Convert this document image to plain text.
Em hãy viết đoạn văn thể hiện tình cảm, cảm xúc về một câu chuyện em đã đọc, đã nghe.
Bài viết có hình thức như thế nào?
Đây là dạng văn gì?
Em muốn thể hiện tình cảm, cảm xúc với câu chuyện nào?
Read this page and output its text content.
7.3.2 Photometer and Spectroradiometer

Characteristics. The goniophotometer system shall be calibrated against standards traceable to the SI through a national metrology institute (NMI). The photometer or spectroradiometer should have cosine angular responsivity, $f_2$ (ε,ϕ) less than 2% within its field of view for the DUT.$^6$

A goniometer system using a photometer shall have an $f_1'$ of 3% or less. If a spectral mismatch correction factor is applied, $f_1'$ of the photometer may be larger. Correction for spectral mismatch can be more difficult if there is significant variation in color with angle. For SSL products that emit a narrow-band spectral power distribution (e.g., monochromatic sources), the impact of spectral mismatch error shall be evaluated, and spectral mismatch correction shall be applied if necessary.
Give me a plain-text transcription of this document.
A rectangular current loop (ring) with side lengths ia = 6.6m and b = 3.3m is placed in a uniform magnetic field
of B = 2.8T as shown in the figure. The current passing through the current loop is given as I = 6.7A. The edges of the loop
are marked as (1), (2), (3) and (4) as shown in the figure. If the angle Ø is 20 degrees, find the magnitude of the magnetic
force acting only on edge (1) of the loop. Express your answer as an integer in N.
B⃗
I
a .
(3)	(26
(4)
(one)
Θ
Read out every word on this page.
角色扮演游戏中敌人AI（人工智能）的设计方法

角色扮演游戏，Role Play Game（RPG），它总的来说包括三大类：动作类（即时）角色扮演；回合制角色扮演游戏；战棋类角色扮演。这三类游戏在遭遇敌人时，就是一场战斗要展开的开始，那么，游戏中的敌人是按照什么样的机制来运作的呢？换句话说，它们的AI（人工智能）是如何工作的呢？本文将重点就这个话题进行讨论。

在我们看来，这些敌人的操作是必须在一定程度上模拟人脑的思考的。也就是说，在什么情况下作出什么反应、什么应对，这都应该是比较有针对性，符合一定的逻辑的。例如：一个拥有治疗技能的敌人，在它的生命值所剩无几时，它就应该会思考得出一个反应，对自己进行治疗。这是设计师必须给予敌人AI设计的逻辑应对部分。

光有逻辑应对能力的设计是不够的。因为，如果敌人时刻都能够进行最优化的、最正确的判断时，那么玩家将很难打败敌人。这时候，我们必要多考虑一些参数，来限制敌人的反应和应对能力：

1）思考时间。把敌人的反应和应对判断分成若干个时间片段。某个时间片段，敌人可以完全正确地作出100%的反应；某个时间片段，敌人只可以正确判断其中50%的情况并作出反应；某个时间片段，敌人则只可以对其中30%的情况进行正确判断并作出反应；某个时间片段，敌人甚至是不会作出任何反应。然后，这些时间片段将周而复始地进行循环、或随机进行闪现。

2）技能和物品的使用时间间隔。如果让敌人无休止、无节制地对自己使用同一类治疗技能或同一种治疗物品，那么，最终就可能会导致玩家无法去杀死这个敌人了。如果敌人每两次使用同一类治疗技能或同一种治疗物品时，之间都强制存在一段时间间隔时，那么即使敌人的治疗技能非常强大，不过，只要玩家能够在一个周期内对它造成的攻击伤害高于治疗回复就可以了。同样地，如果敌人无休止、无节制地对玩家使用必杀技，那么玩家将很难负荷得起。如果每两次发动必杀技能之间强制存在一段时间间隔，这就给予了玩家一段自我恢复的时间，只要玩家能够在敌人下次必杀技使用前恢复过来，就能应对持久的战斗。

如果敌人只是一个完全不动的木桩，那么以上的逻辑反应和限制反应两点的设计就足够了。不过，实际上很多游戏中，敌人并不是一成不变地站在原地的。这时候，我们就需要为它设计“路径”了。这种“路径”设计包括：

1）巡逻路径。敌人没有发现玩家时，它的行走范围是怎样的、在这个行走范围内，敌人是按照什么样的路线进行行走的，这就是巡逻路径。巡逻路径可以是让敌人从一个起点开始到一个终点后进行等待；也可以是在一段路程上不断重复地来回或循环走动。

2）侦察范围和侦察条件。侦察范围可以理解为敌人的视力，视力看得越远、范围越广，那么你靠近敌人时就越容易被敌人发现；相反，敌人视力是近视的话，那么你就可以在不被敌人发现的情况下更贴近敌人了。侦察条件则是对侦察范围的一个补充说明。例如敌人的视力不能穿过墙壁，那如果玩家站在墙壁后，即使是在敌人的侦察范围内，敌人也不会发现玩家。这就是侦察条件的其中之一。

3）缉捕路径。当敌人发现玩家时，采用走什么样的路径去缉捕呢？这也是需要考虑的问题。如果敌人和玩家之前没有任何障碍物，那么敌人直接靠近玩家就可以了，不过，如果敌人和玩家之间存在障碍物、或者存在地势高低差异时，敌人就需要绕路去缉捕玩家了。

○ ○ ○ ○ ○

Every line from the one holding "Read out every word on this page." through the final line of the listing must be echoed exactly; leave out all other lines.

Read out every word on this page.
角色扮演游戏中敌人AI（人工智能）的设计方法

角色扮演游戏，Role Play Game（RPG），它总的来说包括三大类：动作类（即时）角色扮演；回合制角色扮演游戏；战棋类角色扮演。这三类游戏在遭遇敌人时，就是一场战斗要展开的开始，那么，游戏中的敌人是按照什么样的机制来运作的呢？换句话说，它们的AI（人工智能）是如何工作的呢？本文将重点就这个话题进行讨论。

在我们看来，这些敌人的操作是必须在一定程度上模拟人脑的思考的。也就是说，在什么情况下作出什么反应、什么应对，这都应该是比较有针对性，符合一定的逻辑的。例如：一个拥有治疗技能的敌人，在它的生命值所剩无几时，它就应该会思考得出一个反应，对自己进行治疗。这是设计师必须给予敌人AI设计的逻辑应对部分。

光有逻辑应对能力的设计是不够的。因为，如果敌人时刻都能够进行最优化的、最正确的判断时，那么玩家将很难打败敌人。这时候，我们必要多考虑一些参数，来限制敌人的反应和应对能力：

1）思考时间。把敌人的反应和应对判断分成若干个时间片段。某个时间片段，敌人可以完全正确地作出100%的反应；某个时间片段，敌人只可以正确判断其中50%的情况并作出反应；某个时间片段，敌人则只可以对其中30%的情况进行正确判断并作出反应；某个时间片段，敌人甚至是不会作出任何反应。然后，这些时间片段将周而复始地进行循环、或随机进行闪现。

2）技能和物品的使用时间间隔。如果让敌人无休止、无节制地对自己使用同一类治疗技能或同一种治疗物品，那么，最终就可能会导致玩家无法去杀死这个敌人了。如果敌人每两次使用同一类治疗技能或同一种治疗物品时，之间都强制存在一段时间间隔时，那么即使敌人的治疗技能非常强大，不过，只要玩家能够在一个周期内对它造成的攻击伤害高于治疗回复就可以了。同样地，如果敌人无休止、无节制地对玩家使用必杀技，那么玩家将很难负荷得起。如果每两次发动必杀技能之间强制存在一段时间间隔，这就给予了玩家一段自我恢复的时间，只要玩家能够在敌人下次必杀技使用前恢复过来，就能应对持久的战斗。

如果敌人只是一个完全不动的木桩，那么以上的逻辑反应和限制反应两点的设计就足够了。不过，实际上很多游戏中，敌人并不是一成不变地站在原地的。这时候，我们就需要为它设计“路径”了。这种“路径”设计包括：

1）巡逻路径。敌人没有发现玩家时，它的行走范围是怎样的、在这个行走范围内，敌人是按照什么样的路线进行行走的，这就是巡逻路径。巡逻路径可以是让敌人从一个起点开始到一个终点后进行等待；也可以是在一段路程上不断重复地来回或循环走动。

2）侦察范围和侦察条件。侦察范围可以理解为敌人的视力，视力看得越远、范围越广，那么你靠近敌人时就越容易被敌人发现；相反，敌人视力是近视的话，那么你就可以在不被敌人发现的情况下更贴近敌人了。侦察条件则是对侦察范围的一个补充说明。例如敌人的视力不能穿过墙壁，那如果玩家站在墙壁后，即使是在敌人的侦察范围内，敌人也不会发现玩家。这就是侦察条件的其中之一。

3）缉捕路径。当敌人发现玩家时，采用走什么样的路径去缉捕呢？这也是需要考虑的问题。如果敌人和玩家之前没有任何障碍物，那么敌人直接靠近玩家就可以了，不过，如果敌人和玩家之间存在障碍物、或者存在地势高低差异时，敌人就需要绕路去缉捕玩家了。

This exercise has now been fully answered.